━━━ Data in this exercise

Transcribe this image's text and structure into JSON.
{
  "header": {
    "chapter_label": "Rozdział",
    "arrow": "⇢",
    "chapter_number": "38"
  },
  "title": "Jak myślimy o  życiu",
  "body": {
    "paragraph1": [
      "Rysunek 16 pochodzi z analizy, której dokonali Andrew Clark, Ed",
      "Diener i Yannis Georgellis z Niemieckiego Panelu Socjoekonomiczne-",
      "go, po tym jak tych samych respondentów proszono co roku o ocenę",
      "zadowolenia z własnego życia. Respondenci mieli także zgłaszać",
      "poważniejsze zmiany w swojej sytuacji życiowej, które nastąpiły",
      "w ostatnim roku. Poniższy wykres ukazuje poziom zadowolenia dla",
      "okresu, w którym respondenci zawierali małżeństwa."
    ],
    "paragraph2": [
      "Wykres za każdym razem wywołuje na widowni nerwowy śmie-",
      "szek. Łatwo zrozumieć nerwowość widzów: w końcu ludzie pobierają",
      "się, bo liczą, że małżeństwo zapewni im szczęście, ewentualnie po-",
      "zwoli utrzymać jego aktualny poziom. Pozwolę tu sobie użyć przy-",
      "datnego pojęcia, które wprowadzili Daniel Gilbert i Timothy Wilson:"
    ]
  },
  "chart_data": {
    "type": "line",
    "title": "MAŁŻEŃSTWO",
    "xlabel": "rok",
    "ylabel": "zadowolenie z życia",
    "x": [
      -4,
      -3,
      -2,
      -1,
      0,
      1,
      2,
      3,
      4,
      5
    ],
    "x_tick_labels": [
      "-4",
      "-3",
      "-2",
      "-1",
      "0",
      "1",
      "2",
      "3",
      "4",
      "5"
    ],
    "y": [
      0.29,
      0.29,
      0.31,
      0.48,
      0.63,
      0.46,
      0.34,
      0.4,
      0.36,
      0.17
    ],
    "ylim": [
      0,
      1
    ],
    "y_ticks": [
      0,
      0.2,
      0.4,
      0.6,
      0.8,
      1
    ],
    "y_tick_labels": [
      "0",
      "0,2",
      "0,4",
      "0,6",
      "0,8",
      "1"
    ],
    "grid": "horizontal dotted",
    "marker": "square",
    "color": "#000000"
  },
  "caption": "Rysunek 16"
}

━━━━━━

* _Exercise aim_: Nothing in the listing may be changed; retype it all exactly.

* _Answer to this problem_:
Transcribe this image's text and structure into JSON.
{
  "header": {
    "chapter_label": "Rozdział",
    "arrow": "⇢",
    "chapter_number": "38"
  },
  "title": "Jak myślimy o  życiu",
  "body": {
    "paragraph1": [
      "Rysunek 16 pochodzi z analizy, której dokonali Andrew Clark, Ed",
      "Diener i Yannis Georgellis z Niemieckiego Panelu Socjoekonomiczne-",
      "go, po tym jak tych samych respondentów proszono co roku o ocenę",
      "zadowolenia z własnego życia. Respondenci mieli także zgłaszać",
      "poważniejsze zmiany w swojej sytuacji życiowej, które nastąpiły",
      "w ostatnim roku. Poniższy wykres ukazuje poziom zadowolenia dla",
      "okresu, w którym respondenci zawierali małżeństwa."
    ],
    "paragraph2": [
      "Wykres za każdym razem wywołuje na widowni nerwowy śmie-",
      "szek. Łatwo zrozumieć nerwowość widzów: w końcu ludzie pobierają",
      "się, bo liczą, że małżeństwo zapewni im szczęście, ewentualnie po-",
      "zwoli utrzymać jego aktualny poziom. Pozwolę tu sobie użyć przy-",
      "datnego pojęcia, które wprowadzili Daniel Gilbert i Timothy Wilson:"
    ]
  },
  "chart_data": {
    "type": "line",
    "title": "MAŁŻEŃSTWO",
    "xlabel": "rok",
    "ylabel": "zadowolenie z życia",
    "x": [
      -4,
      -3,
      -2,
      -1,
      0,
      1,
      2,
      3,
      4,
      5
    ],
    "x_tick_labels": [
      "-4",
      "-3",
      "-2",
      "-1",
      "0",
      "1",
      "2",
      "3",
      "4",
      "5"
    ],
    "y": [
      0.29,
      0.29,
      0.31,
      0.48,
      0.63,
      0.46,
      0.34,
      0.4,
      0.36,
      0.17
    ],
    "ylim": [
      0,
      1
    ],
    "y_ticks": [
      0,
      0.2,
      0.4,
      0.6,
      0.8,
      1
    ],
    "y_tick_labels": [
      "0",
      "0,2",
      "0,4",
      "0,6",
      "0,8",
      "1"
    ],
    "grid": "horizontal dotted",
    "marker": "square",
    "color": "#000000"
  },
  "caption": "Rysunek 16"
}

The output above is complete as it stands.